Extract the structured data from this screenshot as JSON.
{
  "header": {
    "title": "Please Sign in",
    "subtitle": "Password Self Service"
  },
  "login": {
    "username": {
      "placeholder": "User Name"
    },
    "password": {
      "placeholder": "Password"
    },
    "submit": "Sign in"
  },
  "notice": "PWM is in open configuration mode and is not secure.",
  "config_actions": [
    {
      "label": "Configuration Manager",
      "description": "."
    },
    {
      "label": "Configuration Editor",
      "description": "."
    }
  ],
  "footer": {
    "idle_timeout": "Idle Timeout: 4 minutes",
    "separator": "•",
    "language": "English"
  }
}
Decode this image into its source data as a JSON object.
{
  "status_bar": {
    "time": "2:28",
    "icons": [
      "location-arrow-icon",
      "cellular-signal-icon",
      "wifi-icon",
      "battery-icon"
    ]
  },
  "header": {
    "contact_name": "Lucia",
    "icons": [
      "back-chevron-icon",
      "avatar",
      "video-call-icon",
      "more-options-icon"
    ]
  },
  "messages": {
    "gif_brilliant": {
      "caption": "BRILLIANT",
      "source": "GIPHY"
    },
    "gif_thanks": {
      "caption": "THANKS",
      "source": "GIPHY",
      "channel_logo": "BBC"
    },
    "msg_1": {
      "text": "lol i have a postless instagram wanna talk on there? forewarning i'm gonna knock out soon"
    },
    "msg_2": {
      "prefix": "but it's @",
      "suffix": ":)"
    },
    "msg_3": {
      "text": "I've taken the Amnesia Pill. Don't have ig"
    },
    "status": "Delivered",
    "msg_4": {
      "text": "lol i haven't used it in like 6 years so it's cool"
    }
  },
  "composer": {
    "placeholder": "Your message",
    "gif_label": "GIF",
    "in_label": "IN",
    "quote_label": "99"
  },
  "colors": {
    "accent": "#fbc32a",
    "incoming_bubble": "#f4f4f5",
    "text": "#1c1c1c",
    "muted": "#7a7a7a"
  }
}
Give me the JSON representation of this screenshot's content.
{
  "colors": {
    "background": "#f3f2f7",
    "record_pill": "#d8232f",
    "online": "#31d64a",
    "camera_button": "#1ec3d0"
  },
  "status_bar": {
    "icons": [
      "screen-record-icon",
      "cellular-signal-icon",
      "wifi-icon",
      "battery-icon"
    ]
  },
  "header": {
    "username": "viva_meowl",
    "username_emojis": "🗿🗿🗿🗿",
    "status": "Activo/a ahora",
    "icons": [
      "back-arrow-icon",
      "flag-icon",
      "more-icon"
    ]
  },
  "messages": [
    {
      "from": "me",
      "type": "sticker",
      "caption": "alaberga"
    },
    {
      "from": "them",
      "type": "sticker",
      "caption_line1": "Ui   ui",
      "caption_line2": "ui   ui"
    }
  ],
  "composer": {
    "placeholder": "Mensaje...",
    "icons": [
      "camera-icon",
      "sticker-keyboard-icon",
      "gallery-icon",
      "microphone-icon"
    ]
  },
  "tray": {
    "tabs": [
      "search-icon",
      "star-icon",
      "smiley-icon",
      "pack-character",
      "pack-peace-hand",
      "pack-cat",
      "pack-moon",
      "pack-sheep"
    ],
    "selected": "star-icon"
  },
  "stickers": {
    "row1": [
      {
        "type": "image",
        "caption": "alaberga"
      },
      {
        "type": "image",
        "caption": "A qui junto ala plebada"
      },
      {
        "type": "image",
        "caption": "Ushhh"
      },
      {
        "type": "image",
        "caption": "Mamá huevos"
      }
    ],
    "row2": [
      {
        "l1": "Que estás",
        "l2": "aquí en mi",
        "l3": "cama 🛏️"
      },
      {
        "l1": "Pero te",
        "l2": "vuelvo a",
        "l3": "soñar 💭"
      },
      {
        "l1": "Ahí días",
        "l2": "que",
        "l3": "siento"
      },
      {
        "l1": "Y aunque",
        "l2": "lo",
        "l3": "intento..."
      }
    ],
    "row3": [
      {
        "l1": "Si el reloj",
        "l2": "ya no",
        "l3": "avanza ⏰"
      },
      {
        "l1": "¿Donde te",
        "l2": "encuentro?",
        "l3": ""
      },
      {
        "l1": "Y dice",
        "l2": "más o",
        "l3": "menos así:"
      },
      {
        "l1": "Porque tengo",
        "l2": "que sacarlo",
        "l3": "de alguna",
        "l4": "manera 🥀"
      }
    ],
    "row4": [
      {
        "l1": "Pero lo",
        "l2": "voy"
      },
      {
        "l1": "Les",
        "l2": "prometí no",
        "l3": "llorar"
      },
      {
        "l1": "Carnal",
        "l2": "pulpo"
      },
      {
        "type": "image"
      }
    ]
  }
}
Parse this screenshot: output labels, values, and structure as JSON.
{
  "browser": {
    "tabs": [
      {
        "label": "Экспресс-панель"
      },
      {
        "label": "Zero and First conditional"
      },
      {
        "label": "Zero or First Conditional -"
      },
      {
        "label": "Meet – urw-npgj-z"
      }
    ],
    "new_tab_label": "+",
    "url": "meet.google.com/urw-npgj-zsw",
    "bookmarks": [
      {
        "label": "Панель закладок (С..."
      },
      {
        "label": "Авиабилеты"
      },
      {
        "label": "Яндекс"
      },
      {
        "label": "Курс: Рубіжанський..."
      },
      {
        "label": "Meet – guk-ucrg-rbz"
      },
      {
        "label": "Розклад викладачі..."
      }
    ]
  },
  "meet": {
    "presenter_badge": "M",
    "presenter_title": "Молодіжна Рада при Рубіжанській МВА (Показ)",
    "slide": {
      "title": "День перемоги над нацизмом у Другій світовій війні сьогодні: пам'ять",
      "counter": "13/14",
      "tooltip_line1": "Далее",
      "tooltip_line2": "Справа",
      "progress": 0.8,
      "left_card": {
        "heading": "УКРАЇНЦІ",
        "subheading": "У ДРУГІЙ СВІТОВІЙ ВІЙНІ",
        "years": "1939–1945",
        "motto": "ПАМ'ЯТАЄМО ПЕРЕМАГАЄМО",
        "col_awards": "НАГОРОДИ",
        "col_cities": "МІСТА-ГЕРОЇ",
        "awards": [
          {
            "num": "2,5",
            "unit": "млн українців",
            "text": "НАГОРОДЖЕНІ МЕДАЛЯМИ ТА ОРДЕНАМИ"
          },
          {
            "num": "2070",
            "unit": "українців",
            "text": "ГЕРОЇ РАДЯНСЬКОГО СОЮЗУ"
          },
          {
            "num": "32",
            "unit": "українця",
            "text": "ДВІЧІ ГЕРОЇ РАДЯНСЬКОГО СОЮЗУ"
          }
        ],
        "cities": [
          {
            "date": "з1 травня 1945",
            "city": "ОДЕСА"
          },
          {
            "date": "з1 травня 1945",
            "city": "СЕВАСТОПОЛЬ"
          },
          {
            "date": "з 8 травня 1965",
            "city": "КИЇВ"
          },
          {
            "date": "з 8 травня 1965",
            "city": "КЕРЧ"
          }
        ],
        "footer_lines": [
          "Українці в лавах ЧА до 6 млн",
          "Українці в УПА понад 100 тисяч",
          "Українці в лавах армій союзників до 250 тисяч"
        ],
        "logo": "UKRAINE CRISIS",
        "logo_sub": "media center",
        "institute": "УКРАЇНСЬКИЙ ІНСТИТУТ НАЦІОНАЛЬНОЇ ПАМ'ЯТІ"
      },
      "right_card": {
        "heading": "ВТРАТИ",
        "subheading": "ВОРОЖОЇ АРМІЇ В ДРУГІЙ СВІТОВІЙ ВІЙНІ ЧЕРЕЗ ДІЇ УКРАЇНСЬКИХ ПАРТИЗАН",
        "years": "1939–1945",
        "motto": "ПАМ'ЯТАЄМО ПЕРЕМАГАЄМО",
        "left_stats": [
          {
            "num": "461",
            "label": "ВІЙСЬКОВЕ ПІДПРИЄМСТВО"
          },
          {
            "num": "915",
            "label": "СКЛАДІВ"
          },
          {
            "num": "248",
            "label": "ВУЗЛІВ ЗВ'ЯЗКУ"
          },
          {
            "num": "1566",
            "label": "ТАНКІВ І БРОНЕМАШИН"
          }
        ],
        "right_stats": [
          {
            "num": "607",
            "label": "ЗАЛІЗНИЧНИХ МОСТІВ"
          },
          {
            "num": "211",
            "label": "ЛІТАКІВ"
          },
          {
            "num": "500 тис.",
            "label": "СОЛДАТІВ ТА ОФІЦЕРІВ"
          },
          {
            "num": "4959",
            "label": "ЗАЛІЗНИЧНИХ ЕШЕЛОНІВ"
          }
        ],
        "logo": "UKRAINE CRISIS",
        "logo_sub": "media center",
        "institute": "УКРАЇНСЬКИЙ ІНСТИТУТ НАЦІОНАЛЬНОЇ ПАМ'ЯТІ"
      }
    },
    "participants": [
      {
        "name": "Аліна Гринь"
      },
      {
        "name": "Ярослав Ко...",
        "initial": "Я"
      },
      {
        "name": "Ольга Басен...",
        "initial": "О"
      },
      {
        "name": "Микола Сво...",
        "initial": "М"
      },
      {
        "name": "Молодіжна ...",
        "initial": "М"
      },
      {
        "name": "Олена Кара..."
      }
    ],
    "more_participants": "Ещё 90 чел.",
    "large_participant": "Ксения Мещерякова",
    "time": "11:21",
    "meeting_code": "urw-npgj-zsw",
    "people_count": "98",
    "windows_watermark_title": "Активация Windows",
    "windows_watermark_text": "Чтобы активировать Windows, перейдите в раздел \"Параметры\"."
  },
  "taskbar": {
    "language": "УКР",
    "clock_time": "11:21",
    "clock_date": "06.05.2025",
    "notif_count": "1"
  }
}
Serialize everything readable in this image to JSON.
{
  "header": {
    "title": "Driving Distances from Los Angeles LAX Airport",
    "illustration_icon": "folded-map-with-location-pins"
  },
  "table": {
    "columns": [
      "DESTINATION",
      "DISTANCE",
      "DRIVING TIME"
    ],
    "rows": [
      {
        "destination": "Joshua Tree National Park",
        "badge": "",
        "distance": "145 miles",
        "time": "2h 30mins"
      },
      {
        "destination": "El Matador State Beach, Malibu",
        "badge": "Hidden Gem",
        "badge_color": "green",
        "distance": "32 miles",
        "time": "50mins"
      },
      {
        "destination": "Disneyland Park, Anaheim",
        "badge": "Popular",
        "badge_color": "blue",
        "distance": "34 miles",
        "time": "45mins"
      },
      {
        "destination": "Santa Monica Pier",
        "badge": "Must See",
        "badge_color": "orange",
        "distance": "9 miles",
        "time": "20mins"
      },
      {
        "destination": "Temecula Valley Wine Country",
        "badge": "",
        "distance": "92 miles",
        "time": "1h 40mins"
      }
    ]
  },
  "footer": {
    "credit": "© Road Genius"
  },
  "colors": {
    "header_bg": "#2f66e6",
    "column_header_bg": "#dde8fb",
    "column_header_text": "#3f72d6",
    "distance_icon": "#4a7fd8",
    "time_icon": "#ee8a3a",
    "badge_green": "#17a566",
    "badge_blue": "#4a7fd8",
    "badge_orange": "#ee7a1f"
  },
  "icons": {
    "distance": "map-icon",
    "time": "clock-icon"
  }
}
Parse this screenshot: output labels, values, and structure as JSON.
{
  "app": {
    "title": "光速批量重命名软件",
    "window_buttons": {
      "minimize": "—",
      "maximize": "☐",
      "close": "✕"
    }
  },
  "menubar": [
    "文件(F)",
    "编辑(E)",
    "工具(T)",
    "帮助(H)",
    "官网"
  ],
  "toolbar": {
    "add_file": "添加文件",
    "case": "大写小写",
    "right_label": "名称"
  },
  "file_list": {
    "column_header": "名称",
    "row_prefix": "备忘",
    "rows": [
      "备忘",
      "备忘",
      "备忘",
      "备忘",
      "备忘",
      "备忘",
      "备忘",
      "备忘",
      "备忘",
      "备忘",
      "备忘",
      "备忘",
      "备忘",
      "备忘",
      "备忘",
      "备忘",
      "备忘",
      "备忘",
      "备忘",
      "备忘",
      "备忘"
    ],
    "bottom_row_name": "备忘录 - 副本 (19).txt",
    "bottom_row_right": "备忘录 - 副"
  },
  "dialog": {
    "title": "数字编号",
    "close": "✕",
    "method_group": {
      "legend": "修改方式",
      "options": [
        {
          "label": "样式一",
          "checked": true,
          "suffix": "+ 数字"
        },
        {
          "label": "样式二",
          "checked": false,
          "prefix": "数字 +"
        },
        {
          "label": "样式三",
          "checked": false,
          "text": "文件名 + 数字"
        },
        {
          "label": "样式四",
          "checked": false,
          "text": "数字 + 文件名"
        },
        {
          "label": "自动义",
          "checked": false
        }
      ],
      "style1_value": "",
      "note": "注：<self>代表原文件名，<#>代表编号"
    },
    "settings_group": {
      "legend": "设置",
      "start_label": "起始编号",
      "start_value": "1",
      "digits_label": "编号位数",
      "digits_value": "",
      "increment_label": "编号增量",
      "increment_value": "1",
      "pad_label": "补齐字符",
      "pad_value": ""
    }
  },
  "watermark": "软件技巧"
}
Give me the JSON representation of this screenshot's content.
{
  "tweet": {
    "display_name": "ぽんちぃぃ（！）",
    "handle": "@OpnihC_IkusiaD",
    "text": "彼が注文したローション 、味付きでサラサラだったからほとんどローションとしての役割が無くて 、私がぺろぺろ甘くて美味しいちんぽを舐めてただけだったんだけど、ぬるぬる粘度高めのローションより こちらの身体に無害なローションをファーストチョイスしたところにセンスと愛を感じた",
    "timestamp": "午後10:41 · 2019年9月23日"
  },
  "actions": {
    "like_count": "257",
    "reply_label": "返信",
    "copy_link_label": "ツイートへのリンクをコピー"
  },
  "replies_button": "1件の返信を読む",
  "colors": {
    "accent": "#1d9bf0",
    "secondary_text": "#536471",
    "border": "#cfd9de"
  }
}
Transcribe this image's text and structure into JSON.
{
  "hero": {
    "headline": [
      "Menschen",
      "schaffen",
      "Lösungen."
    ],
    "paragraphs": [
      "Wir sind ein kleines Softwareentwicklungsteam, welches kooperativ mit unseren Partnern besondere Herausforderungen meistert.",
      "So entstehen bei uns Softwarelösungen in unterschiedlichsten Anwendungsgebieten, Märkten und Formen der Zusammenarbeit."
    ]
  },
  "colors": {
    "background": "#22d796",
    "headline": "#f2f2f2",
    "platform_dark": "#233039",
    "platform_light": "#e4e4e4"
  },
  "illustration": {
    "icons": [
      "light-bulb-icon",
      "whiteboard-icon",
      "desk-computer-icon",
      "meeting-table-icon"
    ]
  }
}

---------------

> WHAT YOU ARE ASKED TO DO
Scan the listing above and copy all lines containing the word "arrow".

> TASK RESPONSE
      "location-arrow-icon",
      "back-arrow-icon",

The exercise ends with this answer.